### Goal
Extract, from the records beneath this instruction, each line that contains the word "phase".

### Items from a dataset
— BEGIN —

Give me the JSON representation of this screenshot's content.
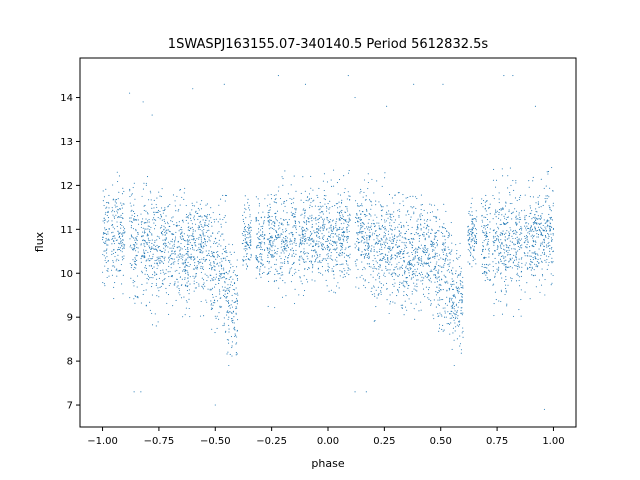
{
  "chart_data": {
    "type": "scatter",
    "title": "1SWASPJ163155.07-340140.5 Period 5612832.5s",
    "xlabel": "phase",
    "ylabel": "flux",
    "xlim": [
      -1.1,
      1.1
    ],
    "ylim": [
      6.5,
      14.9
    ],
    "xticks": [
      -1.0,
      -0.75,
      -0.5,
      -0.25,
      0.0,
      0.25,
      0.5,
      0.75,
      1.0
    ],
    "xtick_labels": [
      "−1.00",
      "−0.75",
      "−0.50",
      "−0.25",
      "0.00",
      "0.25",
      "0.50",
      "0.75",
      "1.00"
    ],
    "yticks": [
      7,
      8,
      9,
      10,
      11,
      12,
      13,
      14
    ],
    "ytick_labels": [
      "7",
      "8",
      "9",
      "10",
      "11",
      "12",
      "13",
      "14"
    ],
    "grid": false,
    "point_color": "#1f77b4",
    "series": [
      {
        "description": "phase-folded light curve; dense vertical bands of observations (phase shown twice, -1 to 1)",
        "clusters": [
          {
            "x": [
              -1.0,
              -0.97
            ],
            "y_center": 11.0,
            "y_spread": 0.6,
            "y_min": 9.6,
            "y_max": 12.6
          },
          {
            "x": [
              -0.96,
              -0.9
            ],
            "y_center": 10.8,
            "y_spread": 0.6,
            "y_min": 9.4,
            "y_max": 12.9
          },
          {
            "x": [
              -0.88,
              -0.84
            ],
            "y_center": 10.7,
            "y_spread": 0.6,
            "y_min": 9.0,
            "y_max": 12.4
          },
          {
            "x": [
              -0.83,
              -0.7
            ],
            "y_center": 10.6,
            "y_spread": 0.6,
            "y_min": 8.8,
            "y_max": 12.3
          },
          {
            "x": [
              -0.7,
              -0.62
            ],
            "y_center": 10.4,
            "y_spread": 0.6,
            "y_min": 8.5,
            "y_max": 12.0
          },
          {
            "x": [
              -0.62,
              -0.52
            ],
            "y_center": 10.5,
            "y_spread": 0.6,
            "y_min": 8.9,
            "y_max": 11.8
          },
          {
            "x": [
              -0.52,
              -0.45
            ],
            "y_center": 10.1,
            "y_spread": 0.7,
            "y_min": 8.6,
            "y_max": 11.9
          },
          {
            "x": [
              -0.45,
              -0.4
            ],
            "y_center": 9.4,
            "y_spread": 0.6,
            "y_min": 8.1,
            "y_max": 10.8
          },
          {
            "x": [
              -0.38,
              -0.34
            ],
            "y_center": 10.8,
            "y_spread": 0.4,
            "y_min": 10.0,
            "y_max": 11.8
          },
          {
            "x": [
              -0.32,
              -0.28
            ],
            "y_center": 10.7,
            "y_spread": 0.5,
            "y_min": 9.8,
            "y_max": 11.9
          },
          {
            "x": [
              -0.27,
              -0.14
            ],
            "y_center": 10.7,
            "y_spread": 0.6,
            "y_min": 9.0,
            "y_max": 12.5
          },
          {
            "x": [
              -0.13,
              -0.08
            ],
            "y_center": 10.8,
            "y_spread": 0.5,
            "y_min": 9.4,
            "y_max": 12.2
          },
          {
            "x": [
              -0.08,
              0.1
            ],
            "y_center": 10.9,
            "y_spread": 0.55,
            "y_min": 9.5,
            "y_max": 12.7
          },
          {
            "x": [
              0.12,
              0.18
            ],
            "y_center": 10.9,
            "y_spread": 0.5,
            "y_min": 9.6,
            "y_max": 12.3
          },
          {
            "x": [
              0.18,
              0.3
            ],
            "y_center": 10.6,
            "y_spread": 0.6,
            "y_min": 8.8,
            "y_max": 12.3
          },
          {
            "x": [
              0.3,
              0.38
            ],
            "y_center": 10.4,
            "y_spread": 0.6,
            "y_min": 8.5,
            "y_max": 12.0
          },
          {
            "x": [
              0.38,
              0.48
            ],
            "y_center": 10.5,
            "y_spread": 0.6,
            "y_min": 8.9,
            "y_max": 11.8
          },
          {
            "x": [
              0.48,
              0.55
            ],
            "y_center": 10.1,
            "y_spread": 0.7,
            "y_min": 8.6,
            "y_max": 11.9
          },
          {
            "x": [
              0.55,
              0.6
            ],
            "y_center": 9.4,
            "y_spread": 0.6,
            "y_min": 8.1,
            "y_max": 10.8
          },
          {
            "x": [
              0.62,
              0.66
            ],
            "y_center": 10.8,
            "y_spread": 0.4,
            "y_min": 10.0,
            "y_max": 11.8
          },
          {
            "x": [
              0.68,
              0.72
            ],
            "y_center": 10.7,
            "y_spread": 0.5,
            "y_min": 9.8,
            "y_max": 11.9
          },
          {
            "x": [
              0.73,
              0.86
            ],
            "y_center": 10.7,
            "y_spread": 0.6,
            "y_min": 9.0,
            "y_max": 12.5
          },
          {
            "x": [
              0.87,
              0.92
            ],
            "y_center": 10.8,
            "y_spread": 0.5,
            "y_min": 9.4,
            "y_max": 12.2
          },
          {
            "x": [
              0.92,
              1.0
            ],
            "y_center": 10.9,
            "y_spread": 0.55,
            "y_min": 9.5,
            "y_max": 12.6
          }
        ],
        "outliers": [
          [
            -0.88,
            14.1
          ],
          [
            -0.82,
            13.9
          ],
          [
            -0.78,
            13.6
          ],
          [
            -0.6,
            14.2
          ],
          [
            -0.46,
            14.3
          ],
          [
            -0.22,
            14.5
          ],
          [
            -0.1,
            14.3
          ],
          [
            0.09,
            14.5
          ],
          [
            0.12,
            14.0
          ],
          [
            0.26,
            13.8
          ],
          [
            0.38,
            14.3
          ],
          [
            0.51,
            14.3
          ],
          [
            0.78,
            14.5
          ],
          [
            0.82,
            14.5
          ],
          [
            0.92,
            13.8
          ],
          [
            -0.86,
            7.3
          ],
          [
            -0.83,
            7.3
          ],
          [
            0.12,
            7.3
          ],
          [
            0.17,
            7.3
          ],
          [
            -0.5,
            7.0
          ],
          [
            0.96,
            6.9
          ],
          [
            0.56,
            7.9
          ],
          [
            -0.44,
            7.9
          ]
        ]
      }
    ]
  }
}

— END —

### Result of this task
    "xlabel": "phase",
        "description": "phase-folded light curve; dense vertical bands of observations (phase shown twice, -1 to 1)",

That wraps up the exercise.